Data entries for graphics
== == ==
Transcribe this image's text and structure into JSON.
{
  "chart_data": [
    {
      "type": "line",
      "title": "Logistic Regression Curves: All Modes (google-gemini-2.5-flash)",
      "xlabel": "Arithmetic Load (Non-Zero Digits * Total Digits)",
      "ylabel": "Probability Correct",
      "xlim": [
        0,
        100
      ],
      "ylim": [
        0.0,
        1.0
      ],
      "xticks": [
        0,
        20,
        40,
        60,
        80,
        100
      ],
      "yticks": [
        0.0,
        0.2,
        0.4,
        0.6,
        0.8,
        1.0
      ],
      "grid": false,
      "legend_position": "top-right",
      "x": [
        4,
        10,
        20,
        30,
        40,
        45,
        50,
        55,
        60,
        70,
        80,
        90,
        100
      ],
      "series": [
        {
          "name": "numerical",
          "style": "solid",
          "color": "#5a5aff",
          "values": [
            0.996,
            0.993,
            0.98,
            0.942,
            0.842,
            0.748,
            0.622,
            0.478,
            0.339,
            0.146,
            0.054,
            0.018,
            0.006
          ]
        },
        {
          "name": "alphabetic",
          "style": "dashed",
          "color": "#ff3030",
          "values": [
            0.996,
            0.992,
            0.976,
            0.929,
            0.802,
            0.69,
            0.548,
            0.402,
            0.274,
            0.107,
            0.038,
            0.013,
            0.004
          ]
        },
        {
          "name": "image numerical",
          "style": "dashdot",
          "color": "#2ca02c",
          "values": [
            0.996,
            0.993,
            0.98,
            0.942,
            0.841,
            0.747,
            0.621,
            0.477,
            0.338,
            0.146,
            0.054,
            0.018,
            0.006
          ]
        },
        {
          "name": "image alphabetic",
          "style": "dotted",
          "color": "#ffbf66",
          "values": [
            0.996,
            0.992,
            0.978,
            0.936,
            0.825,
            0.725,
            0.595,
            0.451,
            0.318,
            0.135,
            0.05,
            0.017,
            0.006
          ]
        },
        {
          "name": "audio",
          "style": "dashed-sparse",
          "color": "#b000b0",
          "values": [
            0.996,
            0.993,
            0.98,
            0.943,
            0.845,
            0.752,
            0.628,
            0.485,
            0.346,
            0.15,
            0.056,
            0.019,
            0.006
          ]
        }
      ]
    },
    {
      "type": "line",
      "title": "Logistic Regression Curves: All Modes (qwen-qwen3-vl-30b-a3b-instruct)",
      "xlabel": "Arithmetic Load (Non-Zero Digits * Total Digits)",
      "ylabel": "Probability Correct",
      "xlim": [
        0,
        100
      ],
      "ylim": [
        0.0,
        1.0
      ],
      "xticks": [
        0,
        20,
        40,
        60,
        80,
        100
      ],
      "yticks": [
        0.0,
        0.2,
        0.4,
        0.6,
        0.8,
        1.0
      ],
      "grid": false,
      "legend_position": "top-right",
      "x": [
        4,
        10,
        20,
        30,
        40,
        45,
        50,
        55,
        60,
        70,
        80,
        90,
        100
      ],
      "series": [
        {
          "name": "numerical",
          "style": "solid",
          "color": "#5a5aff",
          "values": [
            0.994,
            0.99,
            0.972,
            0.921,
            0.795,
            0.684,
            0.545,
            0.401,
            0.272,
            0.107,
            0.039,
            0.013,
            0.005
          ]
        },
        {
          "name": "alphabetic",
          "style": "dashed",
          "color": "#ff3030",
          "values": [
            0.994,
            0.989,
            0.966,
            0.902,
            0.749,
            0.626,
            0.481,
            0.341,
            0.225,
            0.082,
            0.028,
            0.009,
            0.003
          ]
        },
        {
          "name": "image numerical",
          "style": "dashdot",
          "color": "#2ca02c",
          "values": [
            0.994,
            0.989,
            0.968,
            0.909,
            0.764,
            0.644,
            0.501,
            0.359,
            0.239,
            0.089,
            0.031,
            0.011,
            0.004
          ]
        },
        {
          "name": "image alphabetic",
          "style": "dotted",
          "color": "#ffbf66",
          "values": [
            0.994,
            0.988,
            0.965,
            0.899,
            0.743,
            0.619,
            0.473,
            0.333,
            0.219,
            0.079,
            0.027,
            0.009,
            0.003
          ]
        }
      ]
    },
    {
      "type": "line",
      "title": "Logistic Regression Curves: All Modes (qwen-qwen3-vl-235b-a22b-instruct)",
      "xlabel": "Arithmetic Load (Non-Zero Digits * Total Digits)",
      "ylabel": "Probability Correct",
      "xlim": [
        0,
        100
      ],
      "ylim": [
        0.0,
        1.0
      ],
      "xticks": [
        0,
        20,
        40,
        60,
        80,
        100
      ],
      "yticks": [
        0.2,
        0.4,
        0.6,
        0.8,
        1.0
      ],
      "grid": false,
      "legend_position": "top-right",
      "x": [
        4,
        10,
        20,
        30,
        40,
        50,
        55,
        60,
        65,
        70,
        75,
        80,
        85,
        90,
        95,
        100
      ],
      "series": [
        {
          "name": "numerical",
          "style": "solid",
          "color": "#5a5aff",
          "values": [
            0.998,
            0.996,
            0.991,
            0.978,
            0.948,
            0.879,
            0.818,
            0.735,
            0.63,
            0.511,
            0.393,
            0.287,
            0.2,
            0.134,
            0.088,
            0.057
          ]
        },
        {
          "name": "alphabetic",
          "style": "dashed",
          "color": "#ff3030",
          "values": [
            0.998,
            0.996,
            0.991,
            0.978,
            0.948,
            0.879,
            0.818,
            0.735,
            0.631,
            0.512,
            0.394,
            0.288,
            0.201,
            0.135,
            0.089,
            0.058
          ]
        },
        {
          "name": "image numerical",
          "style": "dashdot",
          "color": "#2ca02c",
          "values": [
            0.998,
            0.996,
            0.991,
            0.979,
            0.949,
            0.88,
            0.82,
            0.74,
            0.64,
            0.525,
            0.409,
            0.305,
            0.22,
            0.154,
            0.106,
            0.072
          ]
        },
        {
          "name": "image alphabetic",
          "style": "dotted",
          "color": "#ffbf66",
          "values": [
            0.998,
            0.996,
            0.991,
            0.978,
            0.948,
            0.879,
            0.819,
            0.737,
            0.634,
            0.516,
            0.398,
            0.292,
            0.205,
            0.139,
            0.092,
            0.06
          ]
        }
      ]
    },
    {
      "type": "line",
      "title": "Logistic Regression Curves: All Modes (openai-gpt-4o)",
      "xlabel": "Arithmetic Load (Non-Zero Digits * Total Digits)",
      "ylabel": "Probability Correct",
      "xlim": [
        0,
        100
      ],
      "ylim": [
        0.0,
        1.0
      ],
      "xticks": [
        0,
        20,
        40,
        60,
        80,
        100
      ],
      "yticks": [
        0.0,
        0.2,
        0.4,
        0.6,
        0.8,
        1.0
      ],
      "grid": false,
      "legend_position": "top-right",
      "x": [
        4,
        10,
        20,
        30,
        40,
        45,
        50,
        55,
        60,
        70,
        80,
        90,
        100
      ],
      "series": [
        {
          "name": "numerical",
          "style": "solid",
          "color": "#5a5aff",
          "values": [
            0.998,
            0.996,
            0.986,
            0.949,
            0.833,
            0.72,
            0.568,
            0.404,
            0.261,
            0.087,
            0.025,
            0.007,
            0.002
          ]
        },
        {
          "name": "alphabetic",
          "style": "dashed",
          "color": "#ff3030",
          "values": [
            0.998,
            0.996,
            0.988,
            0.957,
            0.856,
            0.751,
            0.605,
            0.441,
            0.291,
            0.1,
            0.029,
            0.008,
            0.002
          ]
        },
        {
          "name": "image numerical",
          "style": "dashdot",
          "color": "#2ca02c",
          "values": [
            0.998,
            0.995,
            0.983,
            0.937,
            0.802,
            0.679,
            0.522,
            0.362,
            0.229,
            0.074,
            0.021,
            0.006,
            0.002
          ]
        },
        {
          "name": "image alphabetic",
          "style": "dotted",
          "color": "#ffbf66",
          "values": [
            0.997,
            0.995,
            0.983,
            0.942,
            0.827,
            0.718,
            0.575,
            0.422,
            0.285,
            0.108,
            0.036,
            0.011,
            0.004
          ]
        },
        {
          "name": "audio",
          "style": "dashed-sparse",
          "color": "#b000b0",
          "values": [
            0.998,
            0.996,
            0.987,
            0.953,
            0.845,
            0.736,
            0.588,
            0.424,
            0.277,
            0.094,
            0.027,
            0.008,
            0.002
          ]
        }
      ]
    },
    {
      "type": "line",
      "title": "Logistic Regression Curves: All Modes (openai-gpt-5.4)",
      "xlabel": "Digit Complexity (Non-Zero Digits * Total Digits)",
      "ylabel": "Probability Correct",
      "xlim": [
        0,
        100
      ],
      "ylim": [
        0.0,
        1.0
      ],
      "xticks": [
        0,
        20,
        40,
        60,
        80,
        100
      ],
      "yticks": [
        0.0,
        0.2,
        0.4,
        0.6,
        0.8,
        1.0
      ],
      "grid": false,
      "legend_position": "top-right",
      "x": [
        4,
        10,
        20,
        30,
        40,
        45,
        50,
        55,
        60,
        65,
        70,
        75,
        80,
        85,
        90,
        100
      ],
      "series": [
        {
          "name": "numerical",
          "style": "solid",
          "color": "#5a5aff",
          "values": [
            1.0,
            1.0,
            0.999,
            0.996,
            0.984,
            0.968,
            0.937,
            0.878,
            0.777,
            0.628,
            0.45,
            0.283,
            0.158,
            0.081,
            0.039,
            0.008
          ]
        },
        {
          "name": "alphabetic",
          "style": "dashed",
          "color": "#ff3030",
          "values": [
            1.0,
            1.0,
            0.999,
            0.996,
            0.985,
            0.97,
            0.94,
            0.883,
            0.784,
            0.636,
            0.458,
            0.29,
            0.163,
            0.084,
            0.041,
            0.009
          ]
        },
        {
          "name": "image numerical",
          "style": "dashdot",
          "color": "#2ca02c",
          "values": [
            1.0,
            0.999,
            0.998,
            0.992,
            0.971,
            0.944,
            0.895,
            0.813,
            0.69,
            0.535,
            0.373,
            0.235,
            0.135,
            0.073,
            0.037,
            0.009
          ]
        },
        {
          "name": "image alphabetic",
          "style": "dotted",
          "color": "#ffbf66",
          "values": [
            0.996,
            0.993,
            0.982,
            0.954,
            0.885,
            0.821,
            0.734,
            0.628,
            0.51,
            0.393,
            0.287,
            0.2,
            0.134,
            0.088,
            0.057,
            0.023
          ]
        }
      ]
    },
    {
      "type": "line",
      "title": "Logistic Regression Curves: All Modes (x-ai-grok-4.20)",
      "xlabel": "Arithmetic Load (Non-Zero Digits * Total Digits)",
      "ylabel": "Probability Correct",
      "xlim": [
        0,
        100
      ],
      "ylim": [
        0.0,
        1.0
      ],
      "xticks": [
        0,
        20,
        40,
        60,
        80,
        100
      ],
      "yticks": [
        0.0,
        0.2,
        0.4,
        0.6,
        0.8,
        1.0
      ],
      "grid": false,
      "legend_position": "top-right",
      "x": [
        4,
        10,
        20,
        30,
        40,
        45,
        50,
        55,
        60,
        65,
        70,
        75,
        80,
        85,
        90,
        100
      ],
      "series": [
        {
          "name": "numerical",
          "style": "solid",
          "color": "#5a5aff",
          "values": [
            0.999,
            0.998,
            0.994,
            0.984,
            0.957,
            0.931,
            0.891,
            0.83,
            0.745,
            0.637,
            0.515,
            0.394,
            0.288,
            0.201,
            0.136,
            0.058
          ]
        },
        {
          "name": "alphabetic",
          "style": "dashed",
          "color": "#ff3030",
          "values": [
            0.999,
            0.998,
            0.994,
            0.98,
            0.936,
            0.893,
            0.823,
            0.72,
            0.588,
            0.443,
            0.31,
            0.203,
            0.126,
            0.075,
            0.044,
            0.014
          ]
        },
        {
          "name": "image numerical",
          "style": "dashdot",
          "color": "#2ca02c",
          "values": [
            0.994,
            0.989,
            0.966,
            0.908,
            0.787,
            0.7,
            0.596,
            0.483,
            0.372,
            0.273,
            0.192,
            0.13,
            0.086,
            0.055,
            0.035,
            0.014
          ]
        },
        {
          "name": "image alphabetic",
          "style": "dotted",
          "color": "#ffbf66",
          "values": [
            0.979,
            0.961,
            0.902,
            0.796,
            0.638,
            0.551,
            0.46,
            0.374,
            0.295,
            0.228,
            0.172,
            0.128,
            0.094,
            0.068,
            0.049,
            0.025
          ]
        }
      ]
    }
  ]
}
== == ==
▶ WORK TO DO: Gather up the lines containing the word "openai" from these records and copy them.

▶ COMPLETE OUTPUT:
      "title": "Logistic Regression Curves: All Modes (openai-gpt-4o)",
      "title": "Logistic Regression Curves: All Modes (openai-gpt-5.4)",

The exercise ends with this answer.